Dani Pedrosa Alemania 2010
Archivo Repsol Media
Muchos años tardó la selección española de fútbol en alcanzar el éxito. El mito de los cuartos de final planeaba por la cabeza de todos hasta que un buen día, en una tanda de penaltis, un la moneda cayó de su lado y entraron en semifinales. Posteriormente, tres títulos consecutivos la convirtieron en, posiblemente, el equipo referencia.

Reducir a un penalti todo el trabajo del equipo no sería justo, porque en otras ocasiones, con muy buen juego, se había quedado clavada en esa barrera de los cuartos, pero sí supuso un cambio de chip que les hizo creerse lo que de verdad eran, unos campeones.

Antes de esa explosión de júbilo se dijo de todo acerca del equipo y, seguramente, si no se gana en Brasil, volverán las críticas, porque el resultadismo, la falta de memoria y la conciencia de que los rivales también compiten, son males endémicos en el deporte.

No conozco piloto peor tratado que Dani Pedrosa. A pesar de tener tres títulos mundiales y un palmarés envidiable, los palos le llueven por todos lados.

Demasiado fanatismo de uno u otro lado en las que siempre lleva las de perder, como si el despotricar de uno hiciese al otro mejor.

Al contrario. Los grandes campeones han necesitado siempre de grandes rivales que los hagan mejores, y esos grandes rivales se hacen también mejores por competir frente a grandes campeones.

Además, no debe ser sencillo salir a la pista con la sensación de que el más mínimo error será alimento para el ego de unos cuantos.

Rossi, Lorenzo, Márquez, Stoner, Hayden, etc. Todos ellos han dado al máximo para poder conseguir sus títulos superando a rivales que se lo ponían difícil porque, a pesar de no haber ganado el título de la categoría reina, Sete, Barros, Biaggi y, por supuesto, Dani Pedrosa, son pilotos que pasaran o han pasado a la historia por su talento y calidad.

La gran diferencia de Pedrosa respecto a ellos, que está aun en activo y puede en el futuro ser Campeón del Mundo. Sí, este año es muy complicado, pero su carrera aun será muy larga.

Llegará el momento en el que el más pequeño detalle haga caer la moneda del otro lado y logre el título, dejando atrás caídas, lesiones, operaciones, etc.

Y si no lo consigue, no pasa nada, él lo habrá intentado. Yo, como no soy nadie para pedir explicaciones ni exigir resultados, me quedo con lo bueno, con lo que me ha hecho, me hace y me hará disfrutar, con la certeza de que Pedrosa pasará de cuartos.

Tarea:
Repite sin ningún cambio el pasaje del texto sobre Dani Pedrosa que empieza en las palabras "Reducir a un" y termina después de "al otro mejor.".

Datos de predicción de cuadros delimitadores
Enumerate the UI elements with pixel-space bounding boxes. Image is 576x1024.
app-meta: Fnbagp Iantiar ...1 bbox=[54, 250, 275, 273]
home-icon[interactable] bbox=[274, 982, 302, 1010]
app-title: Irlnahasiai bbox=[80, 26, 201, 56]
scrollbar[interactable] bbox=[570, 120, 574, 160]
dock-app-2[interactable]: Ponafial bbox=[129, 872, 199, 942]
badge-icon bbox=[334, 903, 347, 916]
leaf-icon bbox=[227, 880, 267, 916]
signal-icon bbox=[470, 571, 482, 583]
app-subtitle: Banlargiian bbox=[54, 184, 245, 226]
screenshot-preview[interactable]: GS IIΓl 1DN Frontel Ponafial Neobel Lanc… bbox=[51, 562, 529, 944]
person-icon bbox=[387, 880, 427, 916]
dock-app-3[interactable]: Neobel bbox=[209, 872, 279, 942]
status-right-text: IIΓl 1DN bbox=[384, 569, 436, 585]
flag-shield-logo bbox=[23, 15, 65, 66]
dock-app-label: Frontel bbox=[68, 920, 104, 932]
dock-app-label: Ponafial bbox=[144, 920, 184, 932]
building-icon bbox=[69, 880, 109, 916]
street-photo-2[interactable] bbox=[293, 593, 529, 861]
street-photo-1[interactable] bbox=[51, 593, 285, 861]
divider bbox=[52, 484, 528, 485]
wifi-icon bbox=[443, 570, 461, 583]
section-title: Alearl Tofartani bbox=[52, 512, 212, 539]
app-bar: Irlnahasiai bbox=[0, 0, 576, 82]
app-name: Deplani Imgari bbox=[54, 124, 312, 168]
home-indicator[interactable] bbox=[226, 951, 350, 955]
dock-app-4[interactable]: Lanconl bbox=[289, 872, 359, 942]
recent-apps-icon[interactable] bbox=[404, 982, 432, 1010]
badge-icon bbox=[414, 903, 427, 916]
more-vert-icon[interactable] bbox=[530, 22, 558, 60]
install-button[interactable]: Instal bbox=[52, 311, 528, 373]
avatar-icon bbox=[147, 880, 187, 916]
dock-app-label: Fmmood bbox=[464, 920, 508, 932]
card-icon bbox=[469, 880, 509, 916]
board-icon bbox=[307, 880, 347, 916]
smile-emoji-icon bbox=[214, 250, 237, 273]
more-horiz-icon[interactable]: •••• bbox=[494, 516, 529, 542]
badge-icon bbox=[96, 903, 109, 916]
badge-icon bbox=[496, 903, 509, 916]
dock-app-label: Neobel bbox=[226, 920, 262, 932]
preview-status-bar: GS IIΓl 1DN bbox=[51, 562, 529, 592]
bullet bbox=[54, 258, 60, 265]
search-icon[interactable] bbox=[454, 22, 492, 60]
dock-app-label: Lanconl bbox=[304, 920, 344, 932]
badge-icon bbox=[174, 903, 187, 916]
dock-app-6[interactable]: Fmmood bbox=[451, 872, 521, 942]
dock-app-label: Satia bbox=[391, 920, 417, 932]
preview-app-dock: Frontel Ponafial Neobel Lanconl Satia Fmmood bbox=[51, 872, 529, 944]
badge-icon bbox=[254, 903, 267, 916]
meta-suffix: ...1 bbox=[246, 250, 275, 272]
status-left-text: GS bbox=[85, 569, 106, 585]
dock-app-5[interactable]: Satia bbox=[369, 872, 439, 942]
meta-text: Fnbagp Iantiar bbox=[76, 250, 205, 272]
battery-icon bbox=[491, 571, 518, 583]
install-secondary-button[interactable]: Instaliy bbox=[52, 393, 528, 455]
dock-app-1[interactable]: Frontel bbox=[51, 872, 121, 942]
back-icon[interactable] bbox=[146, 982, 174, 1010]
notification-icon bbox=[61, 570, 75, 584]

Tu respuesta:
Reducir a un penalti todo el trabajo del equipo no sería justo, porque en otras ocasiones, con muy buen juego, se había quedado clavada en esa barrera de los cuartos, pero sí supuso un cambio de chip que les hizo creerse lo que de verdad eran, unos campeones.

Antes de esa explosión de júbilo se dijo de todo acerca del equipo y, seguramente, si no se gana en Brasil, volverán las críticas, porque el resultadismo, la falta de memoria y la conciencia de que los rivales también compiten, son males endémicos en el deporte.

No conozco piloto peor tratado que Dani Pedrosa. A pesar de tener tres títulos mundiales y un palmarés envidiable, los palos le llueven por todos lados.

Demasiado fanatismo de uno u otro lado en las que siempre lleva las de perder, como si el despotricar de uno hiciese al otro mejor.